» **EXERCISE DETAILS**: Restate the data below word for word. Skip any images it contains.

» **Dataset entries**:

-------

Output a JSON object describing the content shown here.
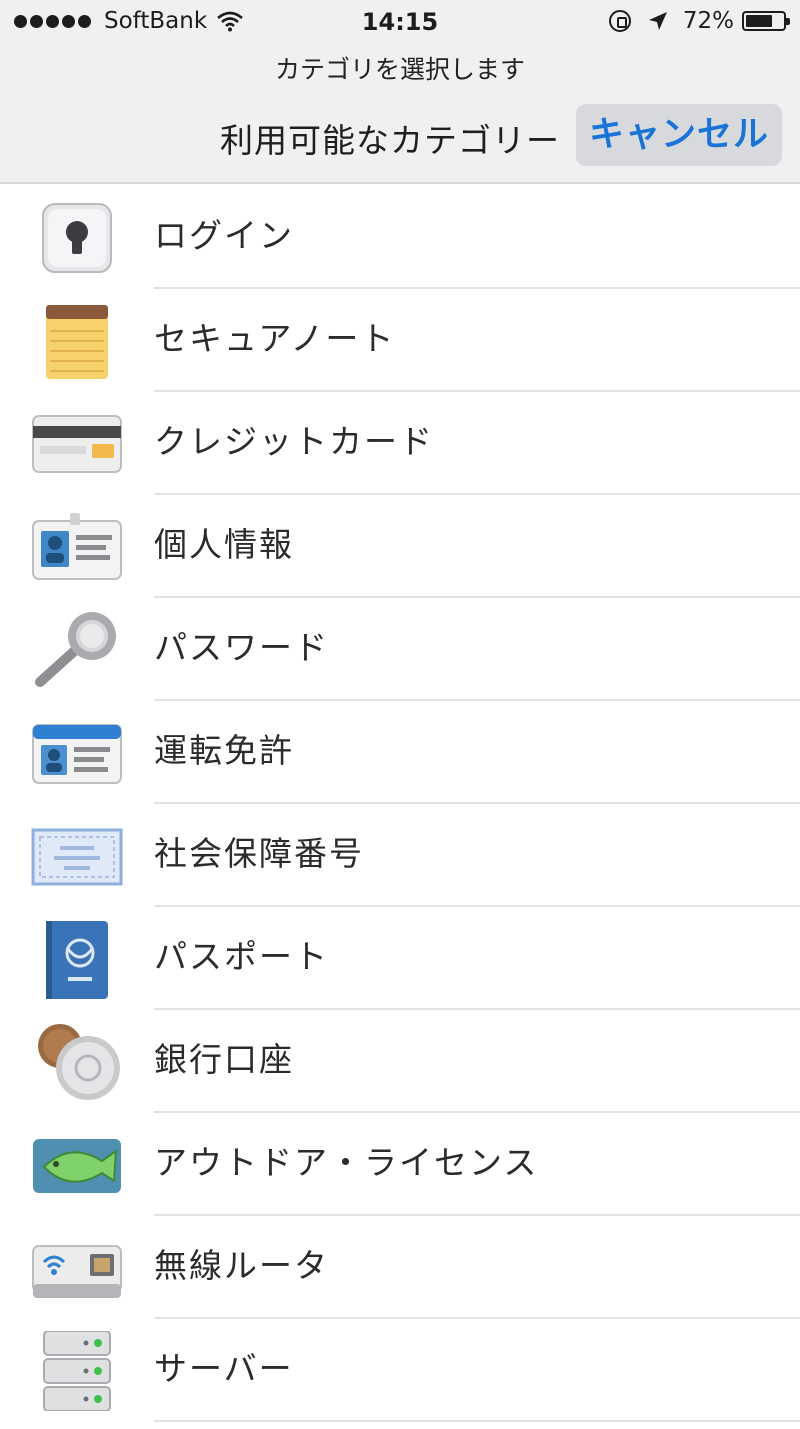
{
  "status_bar": {
    "carrier": "SoftBank",
    "time": "14:15",
    "battery_percent_text": "72%",
    "battery_level": 0.72
  },
  "header": {
    "prompt": "カテゴリを選択します",
    "title": "利用可能なカテゴリー",
    "cancel_label": "キャンセル"
  },
  "categories": [
    {
      "label": "ログイン",
      "icon": "login-lock-icon"
    },
    {
      "label": "セキュアノート",
      "icon": "notepad-icon"
    },
    {
      "label": "クレジットカード",
      "icon": "credit-card-icon"
    },
    {
      "label": "個人情報",
      "icon": "id-badge-icon"
    },
    {
      "label": "パスワード",
      "icon": "key-icon"
    },
    {
      "label": "運転免許",
      "icon": "drivers-license-icon"
    },
    {
      "label": "社会保障番号",
      "icon": "certificate-icon"
    },
    {
      "label": "パスポート",
      "icon": "passport-icon"
    },
    {
      "label": "銀行口座",
      "icon": "coins-icon"
    },
    {
      "label": "アウトドア・ライセンス",
      "icon": "fish-icon"
    },
    {
      "label": "無線ルータ",
      "icon": "router-icon"
    },
    {
      "label": "サーバー",
      "icon": "server-icon"
    }
  ],
  "colors": {
    "accent": "#1a73d6",
    "header_bg": "#eff0f1",
    "separator": "#e2e2e4"
  }
}
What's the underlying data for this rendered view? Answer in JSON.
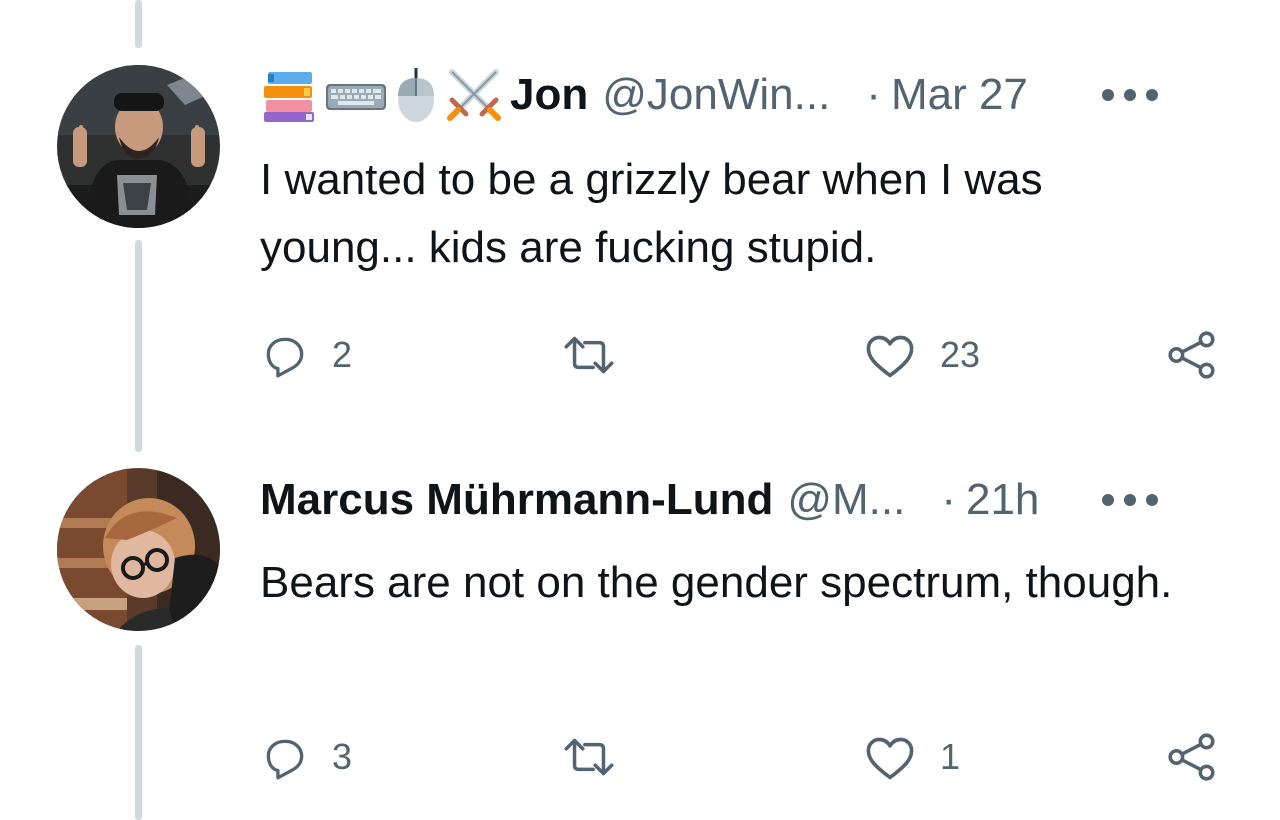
{
  "tweets": [
    {
      "badge_icons": [
        "books-emoji",
        "keyboard-emoji",
        "mouse-emoji",
        "crossed-swords-emoji"
      ],
      "display_name": "Jon",
      "handle": "@JonWin...",
      "separator": "·",
      "time": "Mar 27",
      "text": "I wanted to be a grizzly bear when I was young... kids are fucking stupid.",
      "reply_count": "2",
      "retweet_count": "",
      "like_count": "23"
    },
    {
      "badge_icons": [],
      "display_name": "Marcus Mührmann-Lund",
      "handle": "@M...",
      "separator": "·",
      "time": "21h",
      "text": "Bears are not on the gender spectrum, though.",
      "reply_count": "3",
      "retweet_count": "",
      "like_count": "1"
    }
  ],
  "icons": {
    "reply": "reply-icon",
    "retweet": "retweet-icon",
    "like": "heart-icon",
    "share": "share-icon",
    "more": "more-icon"
  },
  "colors": {
    "text_primary": "#0f1419",
    "text_secondary": "#536471",
    "thread_line": "#cfd9de"
  }
}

-------

» **EXPECTED OUTPUT**:
Output a JSON object describing the content shown here.
{
  "status_bar": {
    "carrier": "SoftBank",
    "time": "14:15",
    "battery_percent_text": "72%",
    "battery_level": 0.72
  },
  "header": {
    "prompt": "カテゴリを選択します",
    "title": "利用可能なカテゴリー",
    "cancel_label": "キャンセル"
  },
  "categories": [
    {
      "label": "ログイン",
      "icon": "login-lock-icon"
    },
    {
      "label": "セキュアノート",
      "icon": "notepad-icon"
    },
    {
      "label": "クレジットカード",
      "icon": "credit-card-icon"
    },
    {
      "label": "個人情報",
      "icon": "id-badge-icon"
    },
    {
      "label": "パスワード",
      "icon": "key-icon"
    },
    {
      "label": "運転免許",
      "icon": "drivers-license-icon"
    },
    {
      "label": "社会保障番号",
      "icon": "certificate-icon"
    },
    {
      "label": "パスポート",
      "icon": "passport-icon"
    },
    {
      "label": "銀行口座",
      "icon": "coins-icon"
    },
    {
      "label": "アウトドア・ライセンス",
      "icon": "fish-icon"
    },
    {
      "label": "無線ルータ",
      "icon": "router-icon"
    },
    {
      "label": "サーバー",
      "icon": "server-icon"
    }
  ],
  "colors": {
    "accent": "#1a73d6",
    "header_bg": "#eff0f1",
    "separator": "#e2e2e4"
  }
}
What's the underlying data for this rendered view? Answer in JSON.
{
  "tweets": [
    {
      "badge_icons": [
        "books-emoji",
        "keyboard-emoji",
        "mouse-emoji",
        "crossed-swords-emoji"
      ],
      "display_name": "Jon",
      "handle": "@JonWin...",
      "separator": "·",
      "time": "Mar 27",
      "text": "I wanted to be a grizzly bear when I was young... kids are fucking stupid.",
      "reply_count": "2",
      "retweet_count": "",
      "like_count": "23"
    },
    {
      "badge_icons": [],
      "display_name": "Marcus Mührmann-Lund",
      "handle": "@M...",
      "separator": "·",
      "time": "21h",
      "text": "Bears are not on the gender spectrum, though.",
      "reply_count": "3",
      "retweet_count": "",
      "like_count": "1"
    }
  ],
  "icons": {
    "reply": "reply-icon",
    "retweet": "retweet-icon",
    "like": "heart-icon",
    "share": "share-icon",
    "more": "more-icon"
  },
  "colors": {
    "text_primary": "#0f1419",
    "text_secondary": "#536471",
    "thread_line": "#cfd9de"
  }
}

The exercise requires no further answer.